— Start Listing —

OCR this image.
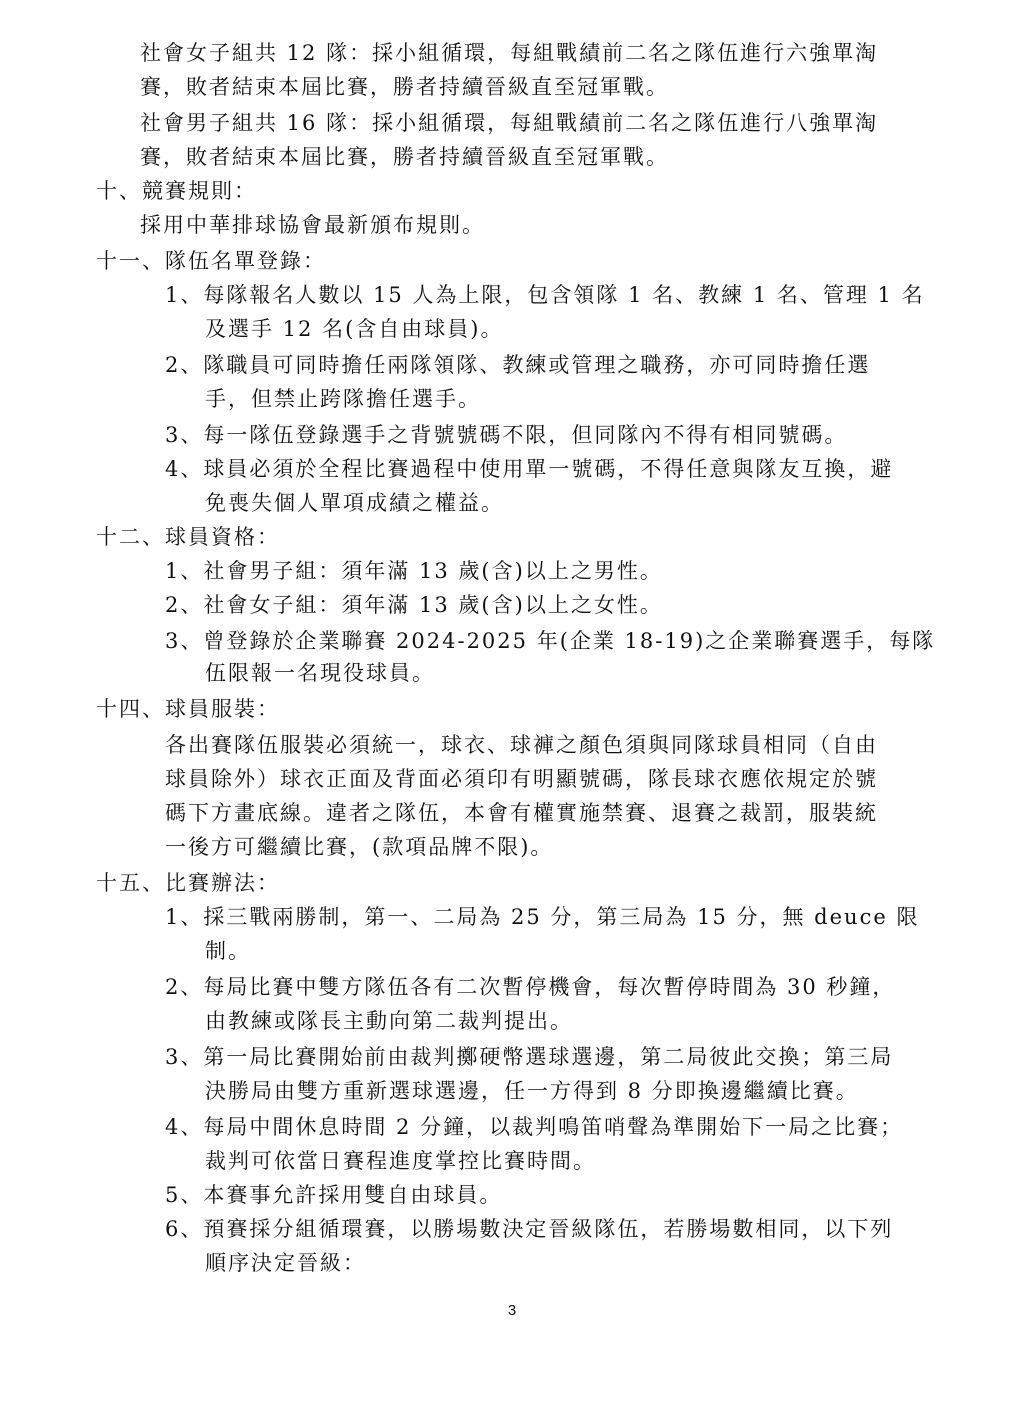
社會女子組共 12 隊：採小組循環，每組戰績前二名之隊伍進行六強單淘
賽，敗者結束本屆比賽，勝者持續晉級直至冠軍戰。
社會男子組共 16 隊：採小組循環，每組戰績前二名之隊伍進行八強單淘
賽，敗者結束本屆比賽，勝者持續晉級直至冠軍戰。
十、競賽規則：
採用中華排球協會最新頒布規則。
十一、隊伍名單登錄：
1、每隊報名人數以 15 人為上限，包含領隊 1 名、教練 1 名、管理 1 名
及選手 12 名(含自由球員)。
2、隊職員可同時擔任兩隊領隊、教練或管理之職務，亦可同時擔任選
手，但禁止跨隊擔任選手。
3、每一隊伍登錄選手之背號號碼不限，但同隊內不得有相同號碼。
4、球員必須於全程比賽過程中使用單一號碼，不得任意與隊友互換，避
免喪失個人單項成績之權益。
十二、球員資格：
1、社會男子組：須年滿 13 歲(含)以上之男性。
2、社會女子組：須年滿 13 歲(含)以上之女性。
3、曾登錄於企業聯賽 2024-2025 年(企業 18-19)之企業聯賽選手，每隊
伍限報一名現役球員。
十四、球員服裝：
各出賽隊伍服裝必須統一，球衣、球褲之顏色須與同隊球員相同（自由
球員除外）球衣正面及背面必須印有明顯號碼，隊長球衣應依規定於號
碼下方畫底線。違者之隊伍，本會有權實施禁賽、退賽之裁罰，服裝統
一後方可繼續比賽，(款項品牌不限)。
十五、比賽辦法：
1、採三戰兩勝制，第一、二局為 25 分，第三局為 15 分，無 deuce 限
制。
2、每局比賽中雙方隊伍各有二次暫停機會，每次暫停時間為 30 秒鐘，
由教練或隊長主動向第二裁判提出。
3、第一局比賽開始前由裁判擲硬幣選球選邊，第二局彼此交換；第三局
決勝局由雙方重新選球選邊，任一方得到 8 分即換邊繼續比賽。
4、每局中間休息時間 2 分鐘，以裁判鳴笛哨聲為準開始下一局之比賽；
裁判可依當日賽程進度掌控比賽時間。
5、本賽事允許採用雙自由球員。
6、預賽採分組循環賽，以勝場數決定晉級隊伍，若勝場數相同，以下列
順序決定晉級：
3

— End Listing —

**Work to do:** Omit any images, then output the listing exactly.

**Task response:**
OCR this image.
社會女子組共 12 隊：採小組循環，每組戰績前二名之隊伍進行六強單淘
賽，敗者結束本屆比賽，勝者持續晉級直至冠軍戰。
社會男子組共 16 隊：採小組循環，每組戰績前二名之隊伍進行八強單淘
賽，敗者結束本屆比賽，勝者持續晉級直至冠軍戰。
十、競賽規則：
採用中華排球協會最新頒布規則。
十一、隊伍名單登錄：
1、每隊報名人數以 15 人為上限，包含領隊 1 名、教練 1 名、管理 1 名
及選手 12 名(含自由球員)。
2、隊職員可同時擔任兩隊領隊、教練或管理之職務，亦可同時擔任選
手，但禁止跨隊擔任選手。
3、每一隊伍登錄選手之背號號碼不限，但同隊內不得有相同號碼。
4、球員必須於全程比賽過程中使用單一號碼，不得任意與隊友互換，避
免喪失個人單項成績之權益。
十二、球員資格：
1、社會男子組：須年滿 13 歲(含)以上之男性。
2、社會女子組：須年滿 13 歲(含)以上之女性。
3、曾登錄於企業聯賽 2024-2025 年(企業 18-19)之企業聯賽選手，每隊
伍限報一名現役球員。
十四、球員服裝：
各出賽隊伍服裝必須統一，球衣、球褲之顏色須與同隊球員相同（自由
球員除外）球衣正面及背面必須印有明顯號碼，隊長球衣應依規定於號
碼下方畫底線。違者之隊伍，本會有權實施禁賽、退賽之裁罰，服裝統
一後方可繼續比賽，(款項品牌不限)。
十五、比賽辦法：
1、採三戰兩勝制，第一、二局為 25 分，第三局為 15 分，無 deuce 限
制。
2、每局比賽中雙方隊伍各有二次暫停機會，每次暫停時間為 30 秒鐘，
由教練或隊長主動向第二裁判提出。
3、第一局比賽開始前由裁判擲硬幣選球選邊，第二局彼此交換；第三局
決勝局由雙方重新選球選邊，任一方得到 8 分即換邊繼續比賽。
4、每局中間休息時間 2 分鐘，以裁判鳴笛哨聲為準開始下一局之比賽；
裁判可依當日賽程進度掌控比賽時間。
5、本賽事允許採用雙自由球員。
6、預賽採分組循環賽，以勝場數決定晉級隊伍，若勝場數相同，以下列
順序決定晉級：
3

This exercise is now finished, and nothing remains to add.